Scan the data below. Pull out each line where "Ἀπόδειξις" occurs.

### Working data

______

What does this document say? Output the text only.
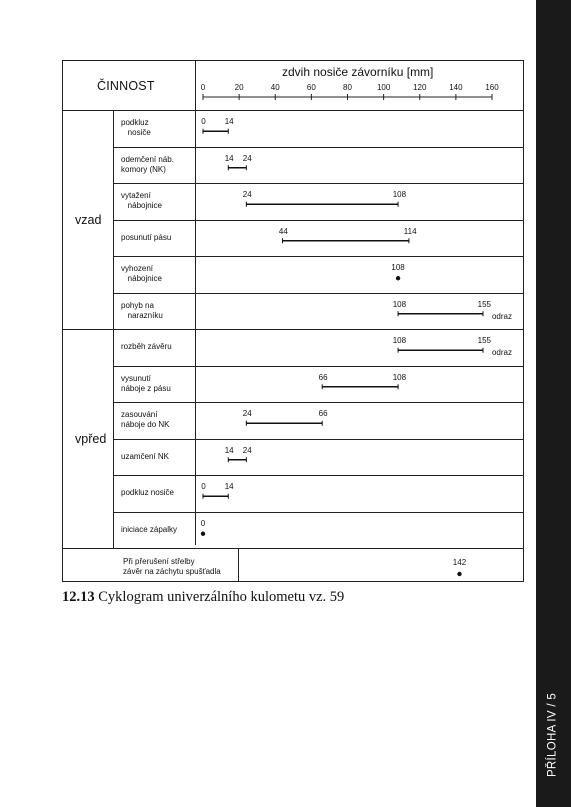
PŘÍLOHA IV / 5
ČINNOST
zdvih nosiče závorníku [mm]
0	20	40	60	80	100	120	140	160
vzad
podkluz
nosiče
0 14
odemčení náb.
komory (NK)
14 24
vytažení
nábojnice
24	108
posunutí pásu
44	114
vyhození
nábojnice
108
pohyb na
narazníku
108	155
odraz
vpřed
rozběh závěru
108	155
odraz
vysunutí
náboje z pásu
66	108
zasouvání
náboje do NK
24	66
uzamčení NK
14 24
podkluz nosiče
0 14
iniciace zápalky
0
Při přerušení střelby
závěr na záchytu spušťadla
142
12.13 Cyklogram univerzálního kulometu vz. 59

______

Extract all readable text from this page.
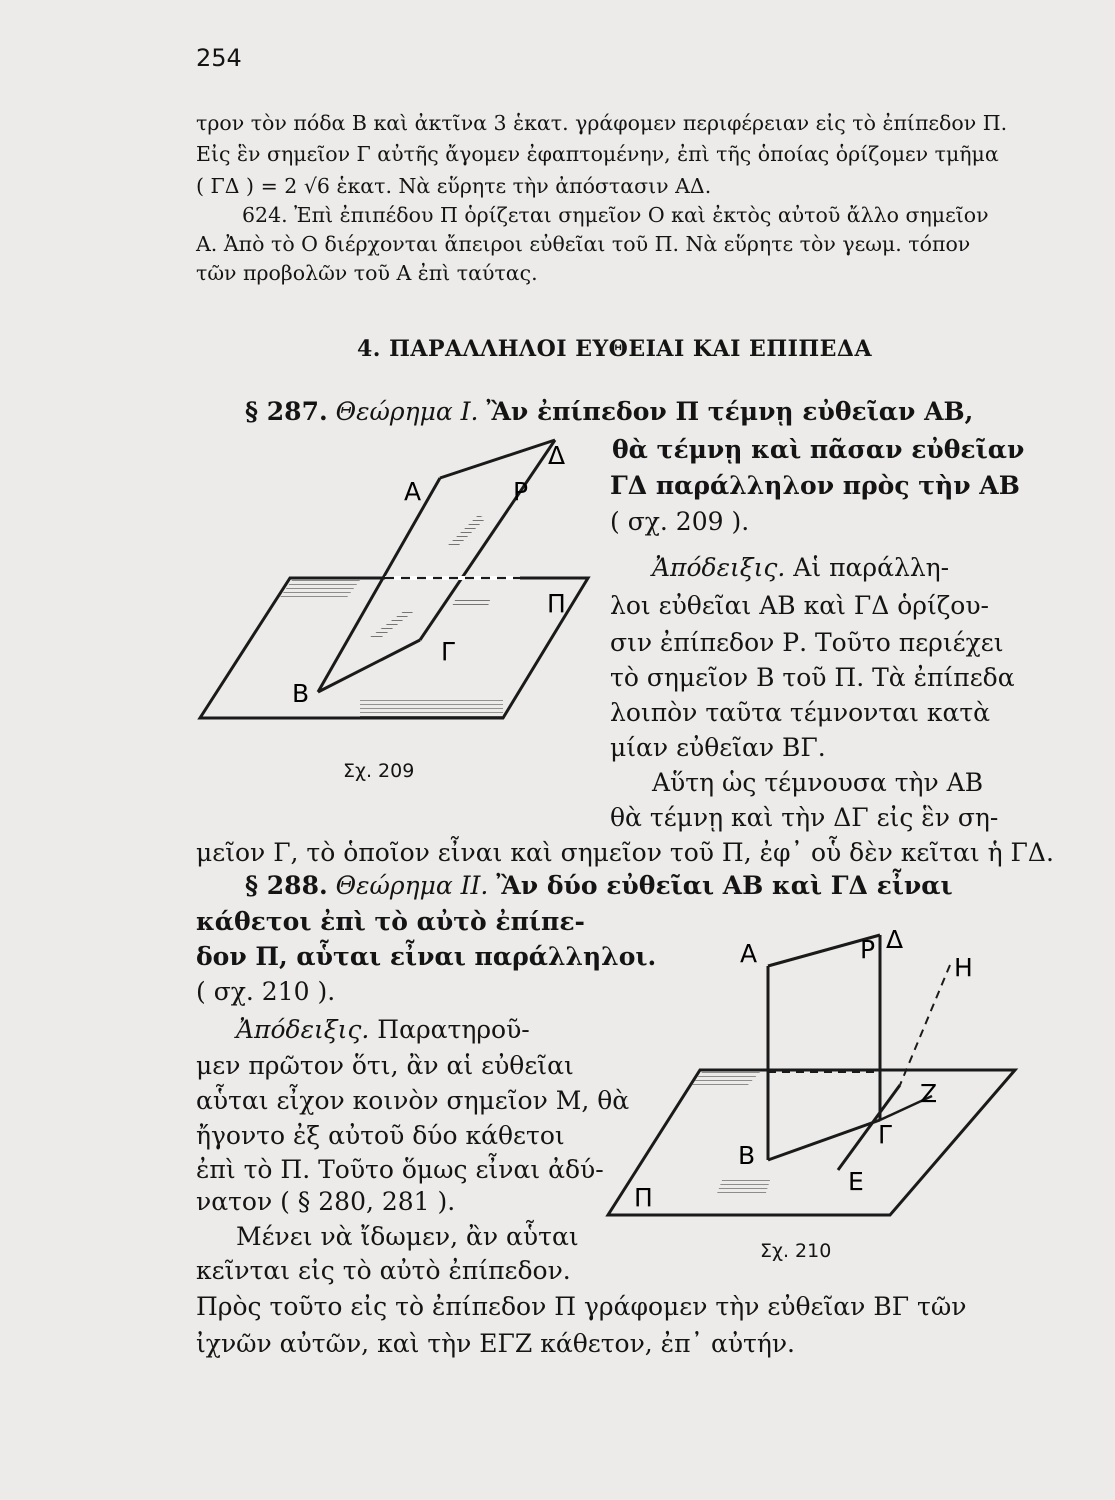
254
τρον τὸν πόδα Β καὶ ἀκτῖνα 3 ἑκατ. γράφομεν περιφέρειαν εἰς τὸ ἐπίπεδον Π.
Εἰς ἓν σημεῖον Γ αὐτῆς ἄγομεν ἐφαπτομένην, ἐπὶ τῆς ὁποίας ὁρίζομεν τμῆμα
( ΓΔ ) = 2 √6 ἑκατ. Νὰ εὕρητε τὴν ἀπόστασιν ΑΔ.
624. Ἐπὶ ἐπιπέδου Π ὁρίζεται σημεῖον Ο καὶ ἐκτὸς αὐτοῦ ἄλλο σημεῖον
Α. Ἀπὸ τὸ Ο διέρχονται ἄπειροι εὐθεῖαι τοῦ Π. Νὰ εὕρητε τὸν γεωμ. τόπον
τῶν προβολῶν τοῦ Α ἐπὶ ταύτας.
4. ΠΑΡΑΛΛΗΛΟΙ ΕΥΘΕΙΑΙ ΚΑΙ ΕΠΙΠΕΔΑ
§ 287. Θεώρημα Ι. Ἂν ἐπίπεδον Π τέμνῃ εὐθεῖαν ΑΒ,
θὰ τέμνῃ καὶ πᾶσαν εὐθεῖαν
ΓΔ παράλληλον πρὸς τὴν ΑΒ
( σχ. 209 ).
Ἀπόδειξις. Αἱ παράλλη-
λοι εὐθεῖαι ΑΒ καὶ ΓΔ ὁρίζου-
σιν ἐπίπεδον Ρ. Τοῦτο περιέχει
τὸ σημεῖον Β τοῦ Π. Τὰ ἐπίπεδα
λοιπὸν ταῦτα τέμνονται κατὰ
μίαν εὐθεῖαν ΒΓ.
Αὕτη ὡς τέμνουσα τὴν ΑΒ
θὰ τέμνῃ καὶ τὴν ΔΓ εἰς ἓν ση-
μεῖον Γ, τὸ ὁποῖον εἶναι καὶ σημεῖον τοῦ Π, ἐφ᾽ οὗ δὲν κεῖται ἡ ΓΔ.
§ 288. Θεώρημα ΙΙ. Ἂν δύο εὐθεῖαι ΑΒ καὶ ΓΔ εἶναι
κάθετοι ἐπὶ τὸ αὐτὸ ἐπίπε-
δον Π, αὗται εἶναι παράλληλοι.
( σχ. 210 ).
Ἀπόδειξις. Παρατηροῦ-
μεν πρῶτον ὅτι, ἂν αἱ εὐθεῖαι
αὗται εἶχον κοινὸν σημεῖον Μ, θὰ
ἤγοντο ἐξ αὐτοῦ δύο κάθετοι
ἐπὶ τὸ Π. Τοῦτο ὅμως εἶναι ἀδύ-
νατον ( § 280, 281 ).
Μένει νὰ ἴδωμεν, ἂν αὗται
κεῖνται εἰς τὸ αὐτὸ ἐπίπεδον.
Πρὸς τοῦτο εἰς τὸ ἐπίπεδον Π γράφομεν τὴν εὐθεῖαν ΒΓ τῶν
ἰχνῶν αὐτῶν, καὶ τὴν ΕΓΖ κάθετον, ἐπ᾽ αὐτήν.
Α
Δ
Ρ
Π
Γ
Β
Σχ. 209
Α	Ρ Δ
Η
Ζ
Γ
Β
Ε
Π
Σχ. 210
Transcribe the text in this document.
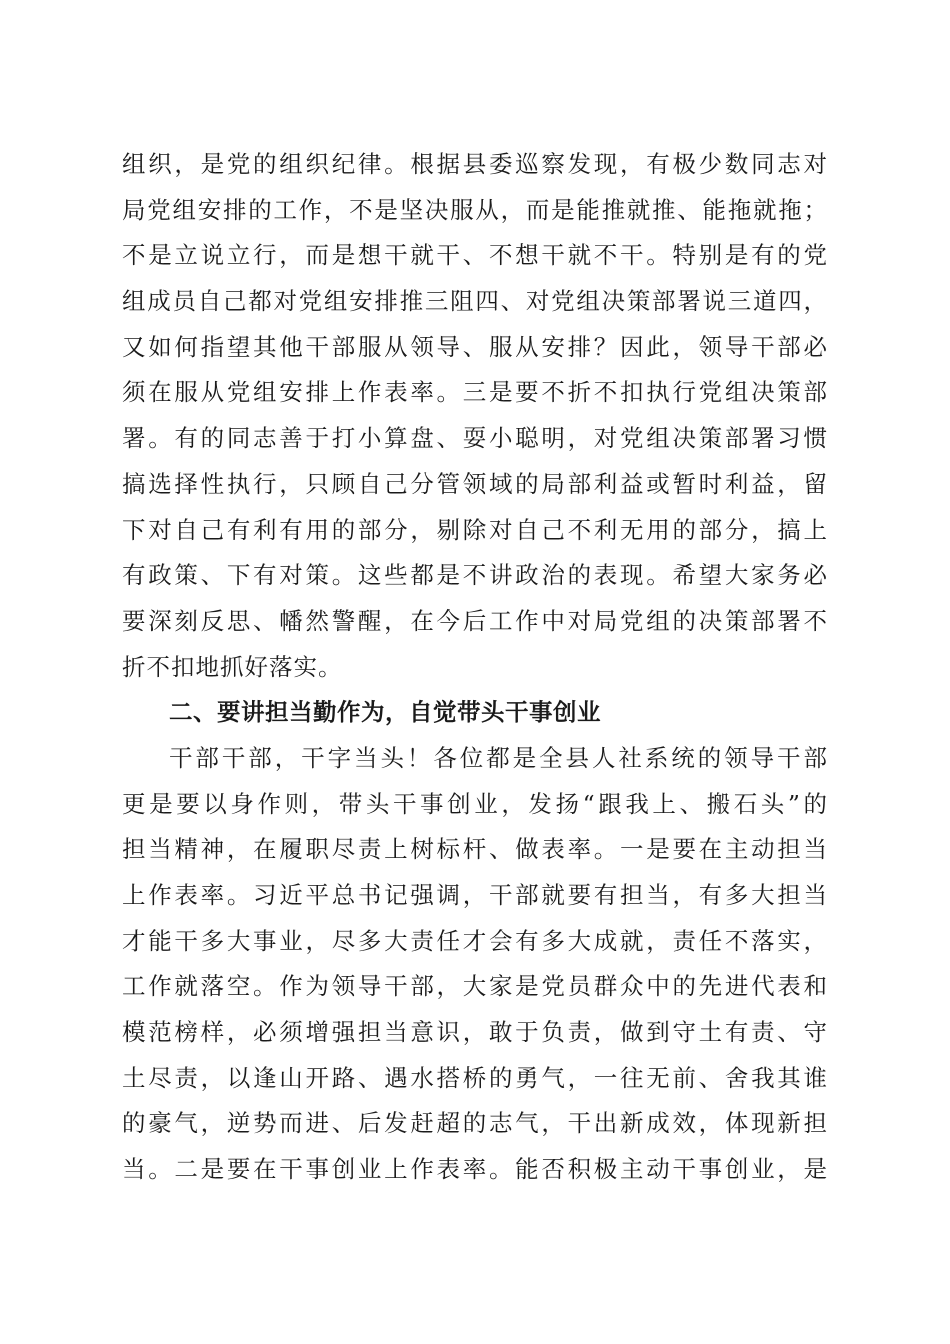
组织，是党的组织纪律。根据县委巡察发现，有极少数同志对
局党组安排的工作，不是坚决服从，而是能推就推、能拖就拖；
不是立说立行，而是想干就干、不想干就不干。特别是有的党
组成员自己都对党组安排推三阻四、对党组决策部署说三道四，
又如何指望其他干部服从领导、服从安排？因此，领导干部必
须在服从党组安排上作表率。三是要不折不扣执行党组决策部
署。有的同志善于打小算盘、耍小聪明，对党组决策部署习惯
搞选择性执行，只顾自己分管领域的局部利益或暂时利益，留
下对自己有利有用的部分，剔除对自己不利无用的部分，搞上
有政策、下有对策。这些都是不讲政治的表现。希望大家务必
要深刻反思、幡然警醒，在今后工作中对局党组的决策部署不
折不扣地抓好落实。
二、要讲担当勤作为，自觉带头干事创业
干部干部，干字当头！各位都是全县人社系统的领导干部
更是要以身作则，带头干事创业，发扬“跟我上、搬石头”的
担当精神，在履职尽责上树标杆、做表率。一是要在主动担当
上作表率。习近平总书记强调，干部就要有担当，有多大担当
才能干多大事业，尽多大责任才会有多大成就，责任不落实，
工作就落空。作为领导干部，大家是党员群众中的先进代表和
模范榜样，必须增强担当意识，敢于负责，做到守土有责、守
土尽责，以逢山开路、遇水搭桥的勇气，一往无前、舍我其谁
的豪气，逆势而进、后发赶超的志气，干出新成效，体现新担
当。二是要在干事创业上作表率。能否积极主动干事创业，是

______

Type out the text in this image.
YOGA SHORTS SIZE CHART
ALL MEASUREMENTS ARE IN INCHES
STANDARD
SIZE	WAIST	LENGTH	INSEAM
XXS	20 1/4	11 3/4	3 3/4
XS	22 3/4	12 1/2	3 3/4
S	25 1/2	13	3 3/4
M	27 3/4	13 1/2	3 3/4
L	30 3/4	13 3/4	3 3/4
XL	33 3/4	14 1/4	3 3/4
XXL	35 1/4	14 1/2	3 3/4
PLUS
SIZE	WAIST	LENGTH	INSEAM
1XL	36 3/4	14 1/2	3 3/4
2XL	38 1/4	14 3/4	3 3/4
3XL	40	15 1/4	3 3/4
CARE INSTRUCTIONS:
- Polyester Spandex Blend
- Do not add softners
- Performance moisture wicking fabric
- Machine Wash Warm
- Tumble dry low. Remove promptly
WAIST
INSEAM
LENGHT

______

### Complete answer
Ἀπόδειξις. Αἱ παράλλη-
Ἀπόδειξις. Παρατηροῦ-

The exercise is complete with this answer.